◆ **JOB**: Each line below is to be written out in full, exactly as shown.

#### MATERIAL SUPPLIED

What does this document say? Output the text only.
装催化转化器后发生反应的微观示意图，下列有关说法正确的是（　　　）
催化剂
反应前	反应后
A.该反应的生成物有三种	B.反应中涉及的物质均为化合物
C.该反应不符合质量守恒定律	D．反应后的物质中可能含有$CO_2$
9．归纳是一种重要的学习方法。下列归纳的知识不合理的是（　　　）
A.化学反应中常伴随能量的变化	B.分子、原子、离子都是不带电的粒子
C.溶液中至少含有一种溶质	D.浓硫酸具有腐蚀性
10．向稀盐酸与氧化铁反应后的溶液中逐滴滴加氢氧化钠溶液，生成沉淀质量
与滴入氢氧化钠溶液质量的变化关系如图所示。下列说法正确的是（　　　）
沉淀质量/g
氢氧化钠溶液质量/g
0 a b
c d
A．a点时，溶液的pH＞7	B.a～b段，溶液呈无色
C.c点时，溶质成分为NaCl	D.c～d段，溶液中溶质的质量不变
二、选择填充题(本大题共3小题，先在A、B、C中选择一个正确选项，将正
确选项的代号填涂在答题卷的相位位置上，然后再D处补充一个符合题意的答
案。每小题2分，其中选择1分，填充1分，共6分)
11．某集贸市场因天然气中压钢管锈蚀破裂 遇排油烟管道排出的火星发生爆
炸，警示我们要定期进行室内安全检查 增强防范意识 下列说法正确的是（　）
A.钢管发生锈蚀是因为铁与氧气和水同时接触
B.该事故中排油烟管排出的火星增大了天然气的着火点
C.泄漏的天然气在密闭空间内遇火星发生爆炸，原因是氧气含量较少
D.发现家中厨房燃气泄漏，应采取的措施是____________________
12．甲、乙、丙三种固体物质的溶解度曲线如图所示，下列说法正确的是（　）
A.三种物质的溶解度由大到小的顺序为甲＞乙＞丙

########

◆ **WRITTEN RESPONSE**:
What does this document say? Output the text only.
装催化转化器后发生反应的微观示意图，下列有关说法正确的是（　　　）
催化剂
反应前	反应后
A.该反应的生成物有三种	B.反应中涉及的物质均为化合物
C.该反应不符合质量守恒定律	D．反应后的物质中可能含有$CO_2$
9．归纳是一种重要的学习方法。下列归纳的知识不合理的是（　　　）
A.化学反应中常伴随能量的变化	B.分子、原子、离子都是不带电的粒子
C.溶液中至少含有一种溶质	D.浓硫酸具有腐蚀性
10．向稀盐酸与氧化铁反应后的溶液中逐滴滴加氢氧化钠溶液，生成沉淀质量
与滴入氢氧化钠溶液质量的变化关系如图所示。下列说法正确的是（　　　）
沉淀质量/g
氢氧化钠溶液质量/g
0 a b
c d
A．a点时，溶液的pH＞7	B.a～b段，溶液呈无色
C.c点时，溶质成分为NaCl	D.c～d段，溶液中溶质的质量不变
二、选择填充题(本大题共3小题，先在A、B、C中选择一个正确选项，将正
确选项的代号填涂在答题卷的相位位置上，然后再D处补充一个符合题意的答
案。每小题2分，其中选择1分，填充1分，共6分)
11．某集贸市场因天然气中压钢管锈蚀破裂 遇排油烟管道排出的火星发生爆
炸，警示我们要定期进行室内安全检查 增强防范意识 下列说法正确的是（　）
A.钢管发生锈蚀是因为铁与氧气和水同时接触
B.该事故中排油烟管排出的火星增大了天然气的着火点
C.泄漏的天然气在密闭空间内遇火星发生爆炸，原因是氧气含量较少
D.发现家中厨房燃气泄漏，应采取的措施是____________________
12．甲、乙、丙三种固体物质的溶解度曲线如图所示，下列说法正确的是（　）
A.三种物质的溶解度由大到小的顺序为甲＞乙＞丙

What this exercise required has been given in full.